>>

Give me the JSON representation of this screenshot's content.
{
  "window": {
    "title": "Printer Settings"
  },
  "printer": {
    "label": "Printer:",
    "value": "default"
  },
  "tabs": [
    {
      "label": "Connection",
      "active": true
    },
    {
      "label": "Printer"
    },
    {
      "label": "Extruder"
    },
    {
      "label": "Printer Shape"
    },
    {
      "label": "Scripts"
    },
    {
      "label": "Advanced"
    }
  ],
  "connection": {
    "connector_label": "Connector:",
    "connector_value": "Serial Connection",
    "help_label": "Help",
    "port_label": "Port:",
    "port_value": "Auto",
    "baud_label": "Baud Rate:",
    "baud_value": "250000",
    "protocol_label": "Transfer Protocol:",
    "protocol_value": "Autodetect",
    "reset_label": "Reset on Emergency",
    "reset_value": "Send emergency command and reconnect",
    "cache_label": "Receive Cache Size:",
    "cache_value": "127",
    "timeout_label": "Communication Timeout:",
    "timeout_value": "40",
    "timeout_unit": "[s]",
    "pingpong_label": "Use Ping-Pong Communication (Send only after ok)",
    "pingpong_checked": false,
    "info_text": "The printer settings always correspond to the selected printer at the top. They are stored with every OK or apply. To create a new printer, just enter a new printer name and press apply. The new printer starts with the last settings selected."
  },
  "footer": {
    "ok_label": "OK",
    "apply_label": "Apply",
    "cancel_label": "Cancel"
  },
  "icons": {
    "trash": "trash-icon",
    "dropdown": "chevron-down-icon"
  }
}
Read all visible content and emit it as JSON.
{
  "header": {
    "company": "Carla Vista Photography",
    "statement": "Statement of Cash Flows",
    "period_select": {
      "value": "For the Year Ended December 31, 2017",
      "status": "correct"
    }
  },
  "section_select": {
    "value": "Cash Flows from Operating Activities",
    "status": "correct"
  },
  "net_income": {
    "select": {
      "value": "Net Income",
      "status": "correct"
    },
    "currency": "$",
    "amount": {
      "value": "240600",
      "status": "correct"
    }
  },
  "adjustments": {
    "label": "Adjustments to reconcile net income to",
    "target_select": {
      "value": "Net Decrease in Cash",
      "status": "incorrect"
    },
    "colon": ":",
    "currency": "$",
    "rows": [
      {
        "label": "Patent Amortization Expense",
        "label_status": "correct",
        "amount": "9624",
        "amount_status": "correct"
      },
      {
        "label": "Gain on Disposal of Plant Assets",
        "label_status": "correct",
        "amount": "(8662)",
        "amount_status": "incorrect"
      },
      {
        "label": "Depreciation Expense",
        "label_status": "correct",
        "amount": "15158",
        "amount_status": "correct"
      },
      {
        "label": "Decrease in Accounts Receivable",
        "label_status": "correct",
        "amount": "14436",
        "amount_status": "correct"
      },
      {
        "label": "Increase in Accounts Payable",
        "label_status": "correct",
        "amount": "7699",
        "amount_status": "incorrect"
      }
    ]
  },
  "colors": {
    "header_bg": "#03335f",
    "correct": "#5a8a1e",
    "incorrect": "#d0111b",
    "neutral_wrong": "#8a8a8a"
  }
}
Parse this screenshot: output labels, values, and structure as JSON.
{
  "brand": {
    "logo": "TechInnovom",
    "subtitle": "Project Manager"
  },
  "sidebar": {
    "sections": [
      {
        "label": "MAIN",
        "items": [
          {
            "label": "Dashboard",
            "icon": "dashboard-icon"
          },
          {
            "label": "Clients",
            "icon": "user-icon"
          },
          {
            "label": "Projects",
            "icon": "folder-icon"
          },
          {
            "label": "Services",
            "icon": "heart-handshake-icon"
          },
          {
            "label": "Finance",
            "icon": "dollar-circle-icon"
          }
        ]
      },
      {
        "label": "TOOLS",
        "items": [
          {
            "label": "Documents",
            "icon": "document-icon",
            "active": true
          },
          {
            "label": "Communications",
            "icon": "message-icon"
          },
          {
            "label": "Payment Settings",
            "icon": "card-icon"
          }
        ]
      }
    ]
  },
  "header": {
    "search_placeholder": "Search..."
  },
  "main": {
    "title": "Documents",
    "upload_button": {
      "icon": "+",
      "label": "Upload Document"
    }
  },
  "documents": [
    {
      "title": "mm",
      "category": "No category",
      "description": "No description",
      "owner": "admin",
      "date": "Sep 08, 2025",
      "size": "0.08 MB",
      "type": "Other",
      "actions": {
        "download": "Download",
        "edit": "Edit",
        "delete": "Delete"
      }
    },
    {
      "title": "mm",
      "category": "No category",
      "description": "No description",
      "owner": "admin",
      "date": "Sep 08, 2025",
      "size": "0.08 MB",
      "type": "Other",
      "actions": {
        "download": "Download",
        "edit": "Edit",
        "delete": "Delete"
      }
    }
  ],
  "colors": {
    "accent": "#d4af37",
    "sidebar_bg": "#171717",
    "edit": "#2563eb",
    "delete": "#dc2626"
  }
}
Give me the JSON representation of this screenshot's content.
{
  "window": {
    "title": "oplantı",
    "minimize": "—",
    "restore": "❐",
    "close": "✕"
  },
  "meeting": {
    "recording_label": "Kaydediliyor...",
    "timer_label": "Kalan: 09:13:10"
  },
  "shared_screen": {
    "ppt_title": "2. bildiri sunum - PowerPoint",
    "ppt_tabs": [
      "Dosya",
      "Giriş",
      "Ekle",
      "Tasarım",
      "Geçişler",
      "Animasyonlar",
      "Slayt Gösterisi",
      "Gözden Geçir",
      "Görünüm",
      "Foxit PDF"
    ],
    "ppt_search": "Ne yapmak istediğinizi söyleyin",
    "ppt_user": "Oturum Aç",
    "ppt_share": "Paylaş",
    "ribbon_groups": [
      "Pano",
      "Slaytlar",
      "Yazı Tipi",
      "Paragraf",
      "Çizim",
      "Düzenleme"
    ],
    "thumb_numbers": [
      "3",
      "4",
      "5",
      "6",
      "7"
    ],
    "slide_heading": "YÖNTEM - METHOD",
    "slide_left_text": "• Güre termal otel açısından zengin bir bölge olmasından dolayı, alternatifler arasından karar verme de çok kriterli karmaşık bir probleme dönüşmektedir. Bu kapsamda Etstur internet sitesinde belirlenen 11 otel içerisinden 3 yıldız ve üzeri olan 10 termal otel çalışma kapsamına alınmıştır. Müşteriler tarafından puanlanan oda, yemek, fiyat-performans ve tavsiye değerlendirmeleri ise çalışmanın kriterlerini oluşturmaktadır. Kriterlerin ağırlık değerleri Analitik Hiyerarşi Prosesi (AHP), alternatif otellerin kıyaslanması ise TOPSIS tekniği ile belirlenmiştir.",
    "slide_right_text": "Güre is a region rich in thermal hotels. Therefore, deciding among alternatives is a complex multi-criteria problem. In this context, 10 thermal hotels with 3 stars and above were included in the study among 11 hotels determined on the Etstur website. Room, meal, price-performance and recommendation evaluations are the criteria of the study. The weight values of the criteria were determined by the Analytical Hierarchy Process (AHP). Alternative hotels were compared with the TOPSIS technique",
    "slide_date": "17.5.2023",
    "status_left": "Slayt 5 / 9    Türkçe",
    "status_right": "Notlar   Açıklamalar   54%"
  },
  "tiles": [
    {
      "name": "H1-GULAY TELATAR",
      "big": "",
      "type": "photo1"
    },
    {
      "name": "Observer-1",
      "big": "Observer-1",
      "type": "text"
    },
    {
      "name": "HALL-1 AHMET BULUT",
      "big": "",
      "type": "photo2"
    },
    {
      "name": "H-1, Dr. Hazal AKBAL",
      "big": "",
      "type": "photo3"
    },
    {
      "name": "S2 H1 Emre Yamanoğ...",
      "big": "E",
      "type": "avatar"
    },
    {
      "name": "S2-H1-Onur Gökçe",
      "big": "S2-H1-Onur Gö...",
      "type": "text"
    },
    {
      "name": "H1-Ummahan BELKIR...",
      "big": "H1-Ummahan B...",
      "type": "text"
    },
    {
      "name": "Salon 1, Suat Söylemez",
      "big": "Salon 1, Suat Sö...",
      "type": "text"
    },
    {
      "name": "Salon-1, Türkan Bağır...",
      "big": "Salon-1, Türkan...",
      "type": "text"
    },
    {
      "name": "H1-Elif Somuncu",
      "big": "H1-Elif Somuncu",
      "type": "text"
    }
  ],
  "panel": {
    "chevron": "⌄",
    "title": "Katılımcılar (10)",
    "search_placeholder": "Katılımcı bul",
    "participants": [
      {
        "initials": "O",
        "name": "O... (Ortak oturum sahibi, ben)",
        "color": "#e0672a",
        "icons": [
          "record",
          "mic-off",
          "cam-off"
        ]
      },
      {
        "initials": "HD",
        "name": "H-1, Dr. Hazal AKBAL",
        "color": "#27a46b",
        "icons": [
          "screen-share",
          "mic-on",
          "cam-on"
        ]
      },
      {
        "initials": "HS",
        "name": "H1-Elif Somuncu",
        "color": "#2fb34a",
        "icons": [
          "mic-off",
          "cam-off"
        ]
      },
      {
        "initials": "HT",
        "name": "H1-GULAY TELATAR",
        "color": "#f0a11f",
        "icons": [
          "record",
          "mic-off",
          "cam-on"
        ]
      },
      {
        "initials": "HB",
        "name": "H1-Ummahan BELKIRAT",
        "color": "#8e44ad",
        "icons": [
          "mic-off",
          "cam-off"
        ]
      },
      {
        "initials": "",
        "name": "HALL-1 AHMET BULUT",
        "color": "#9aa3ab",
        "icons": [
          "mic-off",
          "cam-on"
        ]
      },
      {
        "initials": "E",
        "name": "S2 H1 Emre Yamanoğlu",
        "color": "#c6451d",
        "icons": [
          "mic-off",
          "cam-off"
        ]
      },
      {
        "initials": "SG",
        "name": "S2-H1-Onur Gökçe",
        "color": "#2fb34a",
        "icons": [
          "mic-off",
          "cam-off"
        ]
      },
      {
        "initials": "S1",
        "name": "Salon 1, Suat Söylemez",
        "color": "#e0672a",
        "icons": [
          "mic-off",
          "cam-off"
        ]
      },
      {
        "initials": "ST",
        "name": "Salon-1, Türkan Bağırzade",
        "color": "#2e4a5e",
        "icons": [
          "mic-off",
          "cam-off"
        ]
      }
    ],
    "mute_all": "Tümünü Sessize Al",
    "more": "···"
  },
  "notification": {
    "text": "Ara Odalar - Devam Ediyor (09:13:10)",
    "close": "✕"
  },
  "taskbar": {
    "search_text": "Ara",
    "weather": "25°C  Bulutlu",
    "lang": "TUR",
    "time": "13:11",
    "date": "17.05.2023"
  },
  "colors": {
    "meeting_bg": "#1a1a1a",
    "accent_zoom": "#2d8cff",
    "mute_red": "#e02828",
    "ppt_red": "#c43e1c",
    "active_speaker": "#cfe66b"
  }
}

<<

• **What you should do**: Above are the records. Identify each line that contains the word "Söylemez".

• **Finished answer**:
      "name": "Salon 1, Suat Söylemez",
        "name": "Salon 1, Suat Söylemez",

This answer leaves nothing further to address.